Restate the full set of records exactly, without adding or dropping a word.

**LISTED ENTRIES:**

============

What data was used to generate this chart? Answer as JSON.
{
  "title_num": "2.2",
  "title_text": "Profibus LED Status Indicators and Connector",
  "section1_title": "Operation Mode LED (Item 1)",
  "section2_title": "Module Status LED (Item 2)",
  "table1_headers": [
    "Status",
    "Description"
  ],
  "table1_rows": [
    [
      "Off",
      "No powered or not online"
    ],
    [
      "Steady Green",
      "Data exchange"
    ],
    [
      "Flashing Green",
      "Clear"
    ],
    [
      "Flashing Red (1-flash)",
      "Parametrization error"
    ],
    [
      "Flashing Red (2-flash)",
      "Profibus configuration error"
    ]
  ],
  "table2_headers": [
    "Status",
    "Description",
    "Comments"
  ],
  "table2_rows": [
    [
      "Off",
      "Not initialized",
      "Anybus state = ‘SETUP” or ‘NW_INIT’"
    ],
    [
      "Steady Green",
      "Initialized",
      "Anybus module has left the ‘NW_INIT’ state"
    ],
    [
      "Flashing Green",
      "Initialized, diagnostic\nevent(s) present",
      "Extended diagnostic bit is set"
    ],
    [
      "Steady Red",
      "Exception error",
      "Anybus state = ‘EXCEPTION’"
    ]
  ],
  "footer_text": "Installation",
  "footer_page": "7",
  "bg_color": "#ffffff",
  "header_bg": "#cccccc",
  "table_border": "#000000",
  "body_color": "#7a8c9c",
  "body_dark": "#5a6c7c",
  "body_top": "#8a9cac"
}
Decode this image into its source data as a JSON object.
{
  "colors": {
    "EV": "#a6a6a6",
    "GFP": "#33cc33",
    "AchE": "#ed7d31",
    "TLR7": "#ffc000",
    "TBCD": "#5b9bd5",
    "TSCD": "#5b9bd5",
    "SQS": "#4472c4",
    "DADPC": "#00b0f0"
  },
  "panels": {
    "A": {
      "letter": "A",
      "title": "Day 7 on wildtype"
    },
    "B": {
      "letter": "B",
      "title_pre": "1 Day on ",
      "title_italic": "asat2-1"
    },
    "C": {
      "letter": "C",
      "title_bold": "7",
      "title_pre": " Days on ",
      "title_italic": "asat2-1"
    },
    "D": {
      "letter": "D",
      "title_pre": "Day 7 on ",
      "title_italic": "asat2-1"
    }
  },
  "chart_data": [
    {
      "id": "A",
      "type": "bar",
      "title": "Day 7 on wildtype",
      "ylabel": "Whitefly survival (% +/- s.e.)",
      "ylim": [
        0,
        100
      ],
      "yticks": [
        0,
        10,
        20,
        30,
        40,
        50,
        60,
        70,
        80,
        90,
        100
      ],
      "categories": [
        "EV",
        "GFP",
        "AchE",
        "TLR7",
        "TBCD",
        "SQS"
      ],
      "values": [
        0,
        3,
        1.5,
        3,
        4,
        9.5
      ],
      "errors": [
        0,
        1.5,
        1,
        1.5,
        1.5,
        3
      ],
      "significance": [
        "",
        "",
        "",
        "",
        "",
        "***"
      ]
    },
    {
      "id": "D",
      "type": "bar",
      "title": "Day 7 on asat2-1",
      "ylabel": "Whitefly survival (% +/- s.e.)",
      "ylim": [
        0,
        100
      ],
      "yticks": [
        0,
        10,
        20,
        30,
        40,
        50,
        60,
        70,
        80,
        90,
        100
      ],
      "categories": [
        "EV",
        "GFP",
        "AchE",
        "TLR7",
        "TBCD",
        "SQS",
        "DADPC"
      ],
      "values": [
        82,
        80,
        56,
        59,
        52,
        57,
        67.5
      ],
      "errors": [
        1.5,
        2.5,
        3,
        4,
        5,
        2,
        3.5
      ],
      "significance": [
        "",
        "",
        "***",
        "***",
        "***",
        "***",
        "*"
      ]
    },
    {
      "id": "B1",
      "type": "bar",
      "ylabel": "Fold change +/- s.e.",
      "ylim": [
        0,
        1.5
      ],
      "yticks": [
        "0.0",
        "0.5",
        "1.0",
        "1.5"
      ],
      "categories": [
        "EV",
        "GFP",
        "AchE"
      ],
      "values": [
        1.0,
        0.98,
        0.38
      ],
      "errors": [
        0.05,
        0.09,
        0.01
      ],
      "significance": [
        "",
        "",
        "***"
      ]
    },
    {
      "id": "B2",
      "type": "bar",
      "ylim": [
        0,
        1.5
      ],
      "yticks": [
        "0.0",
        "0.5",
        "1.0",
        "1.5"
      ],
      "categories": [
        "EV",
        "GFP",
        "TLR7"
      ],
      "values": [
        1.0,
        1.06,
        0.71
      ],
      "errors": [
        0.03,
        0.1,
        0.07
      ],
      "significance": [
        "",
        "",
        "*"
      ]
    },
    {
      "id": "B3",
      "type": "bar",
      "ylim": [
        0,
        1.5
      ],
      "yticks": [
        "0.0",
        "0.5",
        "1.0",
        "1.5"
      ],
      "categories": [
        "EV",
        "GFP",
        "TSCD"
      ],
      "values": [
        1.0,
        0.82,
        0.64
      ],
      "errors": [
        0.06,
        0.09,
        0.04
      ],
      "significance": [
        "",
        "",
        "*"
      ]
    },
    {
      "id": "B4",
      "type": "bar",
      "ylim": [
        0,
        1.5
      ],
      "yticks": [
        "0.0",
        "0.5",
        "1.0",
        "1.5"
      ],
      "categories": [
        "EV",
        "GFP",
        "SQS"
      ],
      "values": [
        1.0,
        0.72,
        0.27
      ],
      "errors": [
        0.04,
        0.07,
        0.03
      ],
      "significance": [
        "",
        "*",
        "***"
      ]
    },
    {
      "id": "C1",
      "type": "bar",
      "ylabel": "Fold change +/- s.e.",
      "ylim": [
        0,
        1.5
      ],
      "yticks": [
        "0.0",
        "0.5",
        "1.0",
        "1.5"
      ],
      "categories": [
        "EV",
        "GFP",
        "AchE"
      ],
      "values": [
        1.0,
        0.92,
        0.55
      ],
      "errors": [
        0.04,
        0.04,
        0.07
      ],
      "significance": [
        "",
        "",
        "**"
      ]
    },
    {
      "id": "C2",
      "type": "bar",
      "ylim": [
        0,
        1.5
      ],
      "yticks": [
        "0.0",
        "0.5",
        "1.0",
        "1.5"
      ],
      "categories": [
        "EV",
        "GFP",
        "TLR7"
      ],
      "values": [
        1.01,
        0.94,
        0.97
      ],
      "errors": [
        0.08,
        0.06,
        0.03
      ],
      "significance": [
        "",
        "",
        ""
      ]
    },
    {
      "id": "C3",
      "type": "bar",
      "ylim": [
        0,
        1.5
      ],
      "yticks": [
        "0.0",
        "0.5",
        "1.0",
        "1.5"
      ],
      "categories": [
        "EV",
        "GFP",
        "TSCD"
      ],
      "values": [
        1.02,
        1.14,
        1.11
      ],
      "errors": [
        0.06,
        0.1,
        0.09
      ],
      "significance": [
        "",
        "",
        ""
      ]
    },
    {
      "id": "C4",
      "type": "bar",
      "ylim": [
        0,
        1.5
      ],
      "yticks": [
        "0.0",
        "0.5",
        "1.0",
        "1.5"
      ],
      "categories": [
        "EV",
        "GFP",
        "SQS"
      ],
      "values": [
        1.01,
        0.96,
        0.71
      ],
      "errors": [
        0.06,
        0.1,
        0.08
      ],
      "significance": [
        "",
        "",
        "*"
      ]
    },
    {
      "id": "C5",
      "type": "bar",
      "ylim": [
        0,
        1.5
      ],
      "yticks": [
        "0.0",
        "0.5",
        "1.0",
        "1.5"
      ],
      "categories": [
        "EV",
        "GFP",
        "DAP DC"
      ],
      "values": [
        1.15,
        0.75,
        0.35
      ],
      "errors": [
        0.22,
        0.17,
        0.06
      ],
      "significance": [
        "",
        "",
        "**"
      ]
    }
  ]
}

============

**WRITTEN SOLUTION:**
What data was used to generate this chart? Answer as JSON.
{
  "title_num": "2.2",
  "title_text": "Profibus LED Status Indicators and Connector",
  "section1_title": "Operation Mode LED (Item 1)",
  "section2_title": "Module Status LED (Item 2)",
  "table1_headers": [
    "Status",
    "Description"
  ],
  "table1_rows": [
    [
      "Off",
      "No powered or not online"
    ],
    [
      "Steady Green",
      "Data exchange"
    ],
    [
      "Flashing Green",
      "Clear"
    ],
    [
      "Flashing Red (1-flash)",
      "Parametrization error"
    ],
    [
      "Flashing Red (2-flash)",
      "Profibus configuration error"
    ]
  ],
  "table2_headers": [
    "Status",
    "Description",
    "Comments"
  ],
  "table2_rows": [
    [
      "Off",
      "Not initialized",
      "Anybus state = ‘SETUP” or ‘NW_INIT’"
    ],
    [
      "Steady Green",
      "Initialized",
      "Anybus module has left the ‘NW_INIT’ state"
    ],
    [
      "Flashing Green",
      "Initialized, diagnostic\nevent(s) present",
      "Extended diagnostic bit is set"
    ],
    [
      "Steady Red",
      "Exception error",
      "Anybus state = ‘EXCEPTION’"
    ]
  ],
  "footer_text": "Installation",
  "footer_page": "7",
  "bg_color": "#ffffff",
  "header_bg": "#cccccc",
  "table_border": "#000000",
  "body_color": "#7a8c9c",
  "body_dark": "#5a6c7c",
  "body_top": "#8a9cac"
}
Decode this image into its source data as a JSON object.
{
  "colors": {
    "EV": "#a6a6a6",
    "GFP": "#33cc33",
    "AchE": "#ed7d31",
    "TLR7": "#ffc000",
    "TBCD": "#5b9bd5",
    "TSCD": "#5b9bd5",
    "SQS": "#4472c4",
    "DADPC": "#00b0f0"
  },
  "panels": {
    "A": {
      "letter": "A",
      "title": "Day 7 on wildtype"
    },
    "B": {
      "letter": "B",
      "title_pre": "1 Day on ",
      "title_italic": "asat2-1"
    },
    "C": {
      "letter": "C",
      "title_bold": "7",
      "title_pre": " Days on ",
      "title_italic": "asat2-1"
    },
    "D": {
      "letter": "D",
      "title_pre": "Day 7 on ",
      "title_italic": "asat2-1"
    }
  },
  "chart_data": [
    {
      "id": "A",
      "type": "bar",
      "title": "Day 7 on wildtype",
      "ylabel": "Whitefly survival (% +/- s.e.)",
      "ylim": [
        0,
        100
      ],
      "yticks": [
        0,
        10,
        20,
        30,
        40,
        50,
        60,
        70,
        80,
        90,
        100
      ],
      "categories": [
        "EV",
        "GFP",
        "AchE",
        "TLR7",
        "TBCD",
        "SQS"
      ],
      "values": [
        0,
        3,
        1.5,
        3,
        4,
        9.5
      ],
      "errors": [
        0,
        1.5,
        1,
        1.5,
        1.5,
        3
      ],
      "significance": [
        "",
        "",
        "",
        "",
        "",
        "***"
      ]
    },
    {
      "id": "D",
      "type": "bar",
      "title": "Day 7 on asat2-1",
      "ylabel": "Whitefly survival (% +/- s.e.)",
      "ylim": [
        0,
        100
      ],
      "yticks": [
        0,
        10,
        20,
        30,
        40,
        50,
        60,
        70,
        80,
        90,
        100
      ],
      "categories": [
        "EV",
        "GFP",
        "AchE",
        "TLR7",
        "TBCD",
        "SQS",
        "DADPC"
      ],
      "values": [
        82,
        80,
        56,
        59,
        52,
        57,
        67.5
      ],
      "errors": [
        1.5,
        2.5,
        3,
        4,
        5,
        2,
        3.5
      ],
      "significance": [
        "",
        "",
        "***",
        "***",
        "***",
        "***",
        "*"
      ]
    },
    {
      "id": "B1",
      "type": "bar",
      "ylabel": "Fold change +/- s.e.",
      "ylim": [
        0,
        1.5
      ],
      "yticks": [
        "0.0",
        "0.5",
        "1.0",
        "1.5"
      ],
      "categories": [
        "EV",
        "GFP",
        "AchE"
      ],
      "values": [
        1.0,
        0.98,
        0.38
      ],
      "errors": [
        0.05,
        0.09,
        0.01
      ],
      "significance": [
        "",
        "",
        "***"
      ]
    },
    {
      "id": "B2",
      "type": "bar",
      "ylim": [
        0,
        1.5
      ],
      "yticks": [
        "0.0",
        "0.5",
        "1.0",
        "1.5"
      ],
      "categories": [
        "EV",
        "GFP",
        "TLR7"
      ],
      "values": [
        1.0,
        1.06,
        0.71
      ],
      "errors": [
        0.03,
        0.1,
        0.07
      ],
      "significance": [
        "",
        "",
        "*"
      ]
    },
    {
      "id": "B3",
      "type": "bar",
      "ylim": [
        0,
        1.5
      ],
      "yticks": [
        "0.0",
        "0.5",
        "1.0",
        "1.5"
      ],
      "categories": [
        "EV",
        "GFP",
        "TSCD"
      ],
      "values": [
        1.0,
        0.82,
        0.64
      ],
      "errors": [
        0.06,
        0.09,
        0.04
      ],
      "significance": [
        "",
        "",
        "*"
      ]
    },
    {
      "id": "B4",
      "type": "bar",
      "ylim": [
        0,
        1.5
      ],
      "yticks": [
        "0.0",
        "0.5",
        "1.0",
        "1.5"
      ],
      "categories": [
        "EV",
        "GFP",
        "SQS"
      ],
      "values": [
        1.0,
        0.72,
        0.27
      ],
      "errors": [
        0.04,
        0.07,
        0.03
      ],
      "significance": [
        "",
        "*",
        "***"
      ]
    },
    {
      "id": "C1",
      "type": "bar",
      "ylabel": "Fold change +/- s.e.",
      "ylim": [
        0,
        1.5
      ],
      "yticks": [
        "0.0",
        "0.5",
        "1.0",
        "1.5"
      ],
      "categories": [
        "EV",
        "GFP",
        "AchE"
      ],
      "values": [
        1.0,
        0.92,
        0.55
      ],
      "errors": [
        0.04,
        0.04,
        0.07
      ],
      "significance": [
        "",
        "",
        "**"
      ]
    },
    {
      "id": "C2",
      "type": "bar",
      "ylim": [
        0,
        1.5
      ],
      "yticks": [
        "0.0",
        "0.5",
        "1.0",
        "1.5"
      ],
      "categories": [
        "EV",
        "GFP",
        "TLR7"
      ],
      "values": [
        1.01,
        0.94,
        0.97
      ],
      "errors": [
        0.08,
        0.06,
        0.03
      ],
      "significance": [
        "",
        "",
        ""
      ]
    },
    {
      "id": "C3",
      "type": "bar",
      "ylim": [
        0,
        1.5
      ],
      "yticks": [
        "0.0",
        "0.5",
        "1.0",
        "1.5"
      ],
      "categories": [
        "EV",
        "GFP",
        "TSCD"
      ],
      "values": [
        1.02,
        1.14,
        1.11
      ],
      "errors": [
        0.06,
        0.1,
        0.09
      ],
      "significance": [
        "",
        "",
        ""
      ]
    },
    {
      "id": "C4",
      "type": "bar",
      "ylim": [
        0,
        1.5
      ],
      "yticks": [
        "0.0",
        "0.5",
        "1.0",
        "1.5"
      ],
      "categories": [
        "EV",
        "GFP",
        "SQS"
      ],
      "values": [
        1.01,
        0.96,
        0.71
      ],
      "errors": [
        0.06,
        0.1,
        0.08
      ],
      "significance": [
        "",
        "",
        "*"
      ]
    },
    {
      "id": "C5",
      "type": "bar",
      "ylim": [
        0,
        1.5
      ],
      "yticks": [
        "0.0",
        "0.5",
        "1.0",
        "1.5"
      ],
      "categories": [
        "EV",
        "GFP",
        "DAP DC"
      ],
      "values": [
        1.15,
        0.75,
        0.35
      ],
      "errors": [
        0.22,
        0.17,
        0.06
      ],
      "significance": [
        "",
        "",
        "**"
      ]
    }
  ]
}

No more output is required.